WHAT YOU ARE ASKED TO DO – For the records that follow, give the number of lines containing the word "name", with no added text.

[Data items]
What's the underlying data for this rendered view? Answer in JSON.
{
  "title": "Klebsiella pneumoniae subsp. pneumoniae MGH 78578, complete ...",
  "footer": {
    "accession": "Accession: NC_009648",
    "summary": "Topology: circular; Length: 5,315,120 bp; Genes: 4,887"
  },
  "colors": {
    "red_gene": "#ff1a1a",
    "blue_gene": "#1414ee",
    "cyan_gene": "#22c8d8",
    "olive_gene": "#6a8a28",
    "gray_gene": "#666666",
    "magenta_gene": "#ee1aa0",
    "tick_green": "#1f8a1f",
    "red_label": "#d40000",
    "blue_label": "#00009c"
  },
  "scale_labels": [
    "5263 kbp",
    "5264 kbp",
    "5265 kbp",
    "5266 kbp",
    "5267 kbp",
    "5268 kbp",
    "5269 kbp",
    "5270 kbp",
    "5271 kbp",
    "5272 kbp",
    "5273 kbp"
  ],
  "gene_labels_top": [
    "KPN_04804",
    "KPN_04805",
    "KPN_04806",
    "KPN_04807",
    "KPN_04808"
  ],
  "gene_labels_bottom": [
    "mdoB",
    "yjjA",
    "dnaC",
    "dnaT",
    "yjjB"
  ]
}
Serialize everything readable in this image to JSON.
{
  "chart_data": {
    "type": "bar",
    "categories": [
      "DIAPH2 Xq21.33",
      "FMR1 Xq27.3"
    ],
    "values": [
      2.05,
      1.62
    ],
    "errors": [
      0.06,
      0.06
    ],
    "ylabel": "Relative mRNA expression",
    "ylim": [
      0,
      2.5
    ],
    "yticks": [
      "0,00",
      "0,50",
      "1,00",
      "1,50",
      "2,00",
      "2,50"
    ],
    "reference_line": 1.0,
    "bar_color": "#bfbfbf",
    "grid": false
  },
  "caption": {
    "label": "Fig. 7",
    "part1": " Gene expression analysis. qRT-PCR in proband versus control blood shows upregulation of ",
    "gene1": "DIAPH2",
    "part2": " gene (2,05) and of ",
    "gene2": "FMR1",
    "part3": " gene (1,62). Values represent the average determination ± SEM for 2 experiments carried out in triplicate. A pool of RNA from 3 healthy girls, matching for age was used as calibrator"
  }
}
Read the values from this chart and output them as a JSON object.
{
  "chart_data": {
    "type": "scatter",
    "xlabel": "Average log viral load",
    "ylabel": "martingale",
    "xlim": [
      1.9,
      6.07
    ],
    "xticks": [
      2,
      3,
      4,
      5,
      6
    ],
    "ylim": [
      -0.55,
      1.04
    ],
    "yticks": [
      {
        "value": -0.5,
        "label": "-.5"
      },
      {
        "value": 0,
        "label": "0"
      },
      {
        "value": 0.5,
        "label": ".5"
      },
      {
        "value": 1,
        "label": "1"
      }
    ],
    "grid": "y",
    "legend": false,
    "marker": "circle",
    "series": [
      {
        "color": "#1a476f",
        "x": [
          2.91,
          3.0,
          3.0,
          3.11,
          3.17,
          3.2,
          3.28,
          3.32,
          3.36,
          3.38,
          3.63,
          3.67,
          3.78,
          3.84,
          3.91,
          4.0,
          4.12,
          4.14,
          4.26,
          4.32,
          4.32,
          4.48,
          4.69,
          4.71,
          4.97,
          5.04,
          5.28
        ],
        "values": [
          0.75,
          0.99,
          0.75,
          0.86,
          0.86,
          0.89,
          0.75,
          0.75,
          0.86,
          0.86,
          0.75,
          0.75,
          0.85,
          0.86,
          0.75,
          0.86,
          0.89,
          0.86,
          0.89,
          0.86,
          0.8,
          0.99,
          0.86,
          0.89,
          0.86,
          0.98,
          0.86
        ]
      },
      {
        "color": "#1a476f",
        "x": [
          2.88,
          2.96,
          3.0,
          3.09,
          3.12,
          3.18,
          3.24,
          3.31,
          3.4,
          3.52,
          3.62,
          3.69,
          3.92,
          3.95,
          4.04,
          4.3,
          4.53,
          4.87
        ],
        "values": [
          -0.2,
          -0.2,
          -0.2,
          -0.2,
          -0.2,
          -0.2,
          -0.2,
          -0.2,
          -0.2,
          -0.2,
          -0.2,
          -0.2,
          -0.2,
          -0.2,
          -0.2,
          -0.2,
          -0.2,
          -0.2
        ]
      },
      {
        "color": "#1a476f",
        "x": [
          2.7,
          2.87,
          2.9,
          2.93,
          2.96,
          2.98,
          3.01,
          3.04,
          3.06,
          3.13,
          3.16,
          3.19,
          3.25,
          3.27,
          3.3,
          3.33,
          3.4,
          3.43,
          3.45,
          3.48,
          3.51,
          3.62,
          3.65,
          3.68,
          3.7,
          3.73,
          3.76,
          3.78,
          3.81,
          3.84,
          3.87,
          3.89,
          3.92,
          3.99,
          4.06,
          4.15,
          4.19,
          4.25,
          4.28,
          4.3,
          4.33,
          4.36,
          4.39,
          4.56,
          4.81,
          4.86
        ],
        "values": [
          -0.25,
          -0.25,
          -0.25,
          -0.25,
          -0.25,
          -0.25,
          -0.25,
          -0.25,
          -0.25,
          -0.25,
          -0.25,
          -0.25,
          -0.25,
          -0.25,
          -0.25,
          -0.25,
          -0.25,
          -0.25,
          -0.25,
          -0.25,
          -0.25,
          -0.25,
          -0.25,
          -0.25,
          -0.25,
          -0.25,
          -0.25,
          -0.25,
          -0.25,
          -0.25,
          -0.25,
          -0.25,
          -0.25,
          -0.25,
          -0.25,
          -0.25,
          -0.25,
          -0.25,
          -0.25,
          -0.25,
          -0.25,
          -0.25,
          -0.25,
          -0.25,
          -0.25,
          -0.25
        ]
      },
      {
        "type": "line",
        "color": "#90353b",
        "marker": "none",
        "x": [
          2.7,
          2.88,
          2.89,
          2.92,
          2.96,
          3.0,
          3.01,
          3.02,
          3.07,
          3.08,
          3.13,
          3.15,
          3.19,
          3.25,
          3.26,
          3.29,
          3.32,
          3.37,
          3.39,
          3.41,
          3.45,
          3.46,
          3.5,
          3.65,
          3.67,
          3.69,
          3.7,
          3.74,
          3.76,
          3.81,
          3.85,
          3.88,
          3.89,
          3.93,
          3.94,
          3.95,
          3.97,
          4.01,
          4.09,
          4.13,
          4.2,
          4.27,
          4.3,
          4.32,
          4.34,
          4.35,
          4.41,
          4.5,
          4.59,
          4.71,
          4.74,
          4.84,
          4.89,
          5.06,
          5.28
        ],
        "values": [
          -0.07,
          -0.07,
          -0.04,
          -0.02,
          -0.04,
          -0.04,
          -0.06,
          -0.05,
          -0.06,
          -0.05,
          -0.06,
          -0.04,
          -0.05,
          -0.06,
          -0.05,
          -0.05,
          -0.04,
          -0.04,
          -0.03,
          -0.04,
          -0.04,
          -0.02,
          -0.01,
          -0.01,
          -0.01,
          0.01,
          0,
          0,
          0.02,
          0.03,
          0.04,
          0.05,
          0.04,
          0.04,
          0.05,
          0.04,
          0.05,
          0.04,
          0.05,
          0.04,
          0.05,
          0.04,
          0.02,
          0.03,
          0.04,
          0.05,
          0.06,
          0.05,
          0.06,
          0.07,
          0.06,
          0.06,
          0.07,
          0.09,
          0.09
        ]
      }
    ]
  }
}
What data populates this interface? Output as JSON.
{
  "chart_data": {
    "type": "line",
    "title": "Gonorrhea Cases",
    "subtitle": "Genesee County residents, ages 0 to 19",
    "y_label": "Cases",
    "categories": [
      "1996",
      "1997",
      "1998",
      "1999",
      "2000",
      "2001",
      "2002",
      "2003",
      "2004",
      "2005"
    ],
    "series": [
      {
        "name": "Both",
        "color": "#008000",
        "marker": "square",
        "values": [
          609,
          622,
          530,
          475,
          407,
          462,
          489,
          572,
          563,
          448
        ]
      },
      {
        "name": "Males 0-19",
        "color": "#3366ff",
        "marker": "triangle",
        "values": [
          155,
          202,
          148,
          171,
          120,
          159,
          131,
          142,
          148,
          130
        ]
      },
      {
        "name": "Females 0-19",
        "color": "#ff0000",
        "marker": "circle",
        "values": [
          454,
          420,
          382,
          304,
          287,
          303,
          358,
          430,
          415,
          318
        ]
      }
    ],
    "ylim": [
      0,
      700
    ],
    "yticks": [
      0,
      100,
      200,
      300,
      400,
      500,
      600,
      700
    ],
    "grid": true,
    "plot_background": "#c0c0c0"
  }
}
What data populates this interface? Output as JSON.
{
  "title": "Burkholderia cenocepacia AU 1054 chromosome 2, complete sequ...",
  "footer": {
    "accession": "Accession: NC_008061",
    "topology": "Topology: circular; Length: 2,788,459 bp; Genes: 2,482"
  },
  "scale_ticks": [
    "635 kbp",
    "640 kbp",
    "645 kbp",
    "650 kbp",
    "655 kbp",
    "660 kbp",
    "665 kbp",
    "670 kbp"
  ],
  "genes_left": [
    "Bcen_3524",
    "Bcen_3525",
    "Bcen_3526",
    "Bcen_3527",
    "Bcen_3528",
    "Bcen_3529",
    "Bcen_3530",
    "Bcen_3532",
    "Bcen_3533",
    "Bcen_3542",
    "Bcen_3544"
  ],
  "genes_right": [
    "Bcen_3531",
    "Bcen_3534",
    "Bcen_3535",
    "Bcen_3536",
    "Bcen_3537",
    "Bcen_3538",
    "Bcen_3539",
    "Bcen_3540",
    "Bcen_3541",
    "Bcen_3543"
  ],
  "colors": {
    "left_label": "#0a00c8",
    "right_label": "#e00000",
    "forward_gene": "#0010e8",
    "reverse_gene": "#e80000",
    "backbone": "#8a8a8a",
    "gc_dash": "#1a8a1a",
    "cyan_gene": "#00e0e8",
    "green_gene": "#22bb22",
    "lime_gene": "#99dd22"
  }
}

EXERCISE SOLUTION – 3